— WHAT IS BEING ASKED —
Return the records exactly as they are.

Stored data
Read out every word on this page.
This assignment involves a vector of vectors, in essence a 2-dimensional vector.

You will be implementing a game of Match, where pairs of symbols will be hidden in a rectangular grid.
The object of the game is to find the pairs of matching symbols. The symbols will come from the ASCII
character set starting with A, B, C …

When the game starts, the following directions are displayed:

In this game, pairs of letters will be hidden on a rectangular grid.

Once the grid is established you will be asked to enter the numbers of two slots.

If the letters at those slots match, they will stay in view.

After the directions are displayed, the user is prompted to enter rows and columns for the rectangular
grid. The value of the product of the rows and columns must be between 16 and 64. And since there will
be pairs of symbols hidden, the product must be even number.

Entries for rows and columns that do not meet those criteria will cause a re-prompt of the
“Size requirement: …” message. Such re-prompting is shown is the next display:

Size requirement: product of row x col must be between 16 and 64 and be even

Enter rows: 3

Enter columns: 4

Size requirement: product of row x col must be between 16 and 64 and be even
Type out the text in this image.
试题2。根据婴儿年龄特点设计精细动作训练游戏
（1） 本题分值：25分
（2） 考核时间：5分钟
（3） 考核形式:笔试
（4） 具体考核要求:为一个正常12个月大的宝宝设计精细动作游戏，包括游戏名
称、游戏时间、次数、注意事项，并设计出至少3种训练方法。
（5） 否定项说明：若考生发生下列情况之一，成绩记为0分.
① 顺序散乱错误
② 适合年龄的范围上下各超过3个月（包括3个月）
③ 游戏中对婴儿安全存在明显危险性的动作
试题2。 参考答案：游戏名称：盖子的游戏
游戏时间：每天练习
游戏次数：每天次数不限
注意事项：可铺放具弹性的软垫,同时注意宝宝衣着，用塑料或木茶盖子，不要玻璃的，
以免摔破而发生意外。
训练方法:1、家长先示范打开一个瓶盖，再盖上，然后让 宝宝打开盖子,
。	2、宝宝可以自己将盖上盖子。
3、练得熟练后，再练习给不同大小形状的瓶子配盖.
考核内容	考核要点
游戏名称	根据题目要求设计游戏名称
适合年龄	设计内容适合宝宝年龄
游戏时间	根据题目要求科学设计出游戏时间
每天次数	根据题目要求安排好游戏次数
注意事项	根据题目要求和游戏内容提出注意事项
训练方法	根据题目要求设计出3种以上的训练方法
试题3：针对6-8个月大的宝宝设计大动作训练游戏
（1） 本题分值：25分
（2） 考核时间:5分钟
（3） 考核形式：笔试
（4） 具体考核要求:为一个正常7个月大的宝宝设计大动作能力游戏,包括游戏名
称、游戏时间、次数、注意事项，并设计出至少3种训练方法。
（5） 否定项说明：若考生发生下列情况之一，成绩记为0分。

— CORRECT OUTPUT —
Read out every word on this page.
This assignment involves a vector of vectors, in essence a 2-dimensional vector.

You will be implementing a game of Match, where pairs of symbols will be hidden in a rectangular grid.
The object of the game is to find the pairs of matching symbols. The symbols will come from the ASCII
character set starting with A, B, C …

When the game starts, the following directions are displayed:

In this game, pairs of letters will be hidden on a rectangular grid.

Once the grid is established you will be asked to enter the numbers of two slots.

If the letters at those slots match, they will stay in view.

After the directions are displayed, the user is prompted to enter rows and columns for the rectangular
grid. The value of the product of the rows and columns must be between 16 and 64. And since there will
be pairs of symbols hidden, the product must be even number.

Entries for rows and columns that do not meet those criteria will cause a re-prompt of the
“Size requirement: …” message. Such re-prompting is shown is the next display:

Size requirement: product of row x col must be between 16 and 64 and be even

Enter rows: 3

Enter columns: 4

Size requirement: product of row x col must be between 16 and 64 and be even
Type out the text in this image.
试题2。根据婴儿年龄特点设计精细动作训练游戏
（1） 本题分值：25分
（2） 考核时间：5分钟
（3） 考核形式:笔试
（4） 具体考核要求:为一个正常12个月大的宝宝设计精细动作游戏，包括游戏名
称、游戏时间、次数、注意事项，并设计出至少3种训练方法。
（5） 否定项说明：若考生发生下列情况之一，成绩记为0分.
① 顺序散乱错误
② 适合年龄的范围上下各超过3个月（包括3个月）
③ 游戏中对婴儿安全存在明显危险性的动作
试题2。 参考答案：游戏名称：盖子的游戏
游戏时间：每天练习
游戏次数：每天次数不限
注意事项：可铺放具弹性的软垫,同时注意宝宝衣着，用塑料或木茶盖子，不要玻璃的，
以免摔破而发生意外。
训练方法:1、家长先示范打开一个瓶盖，再盖上，然后让 宝宝打开盖子,
。	2、宝宝可以自己将盖上盖子。
3、练得熟练后，再练习给不同大小形状的瓶子配盖.
考核内容	考核要点
游戏名称	根据题目要求设计游戏名称
适合年龄	设计内容适合宝宝年龄
游戏时间	根据题目要求科学设计出游戏时间
每天次数	根据题目要求安排好游戏次数
注意事项	根据题目要求和游戏内容提出注意事项
训练方法	根据题目要求设计出3种以上的训练方法
试题3：针对6-8个月大的宝宝设计大动作训练游戏
（1） 本题分值：25分
（2） 考核时间:5分钟
（3） 考核形式：笔试
（4） 具体考核要求:为一个正常7个月大的宝宝设计大动作能力游戏,包括游戏名
称、游戏时间、次数、注意事项，并设计出至少3种训练方法。
（5） 否定项说明：若考生发生下列情况之一，成绩记为0分。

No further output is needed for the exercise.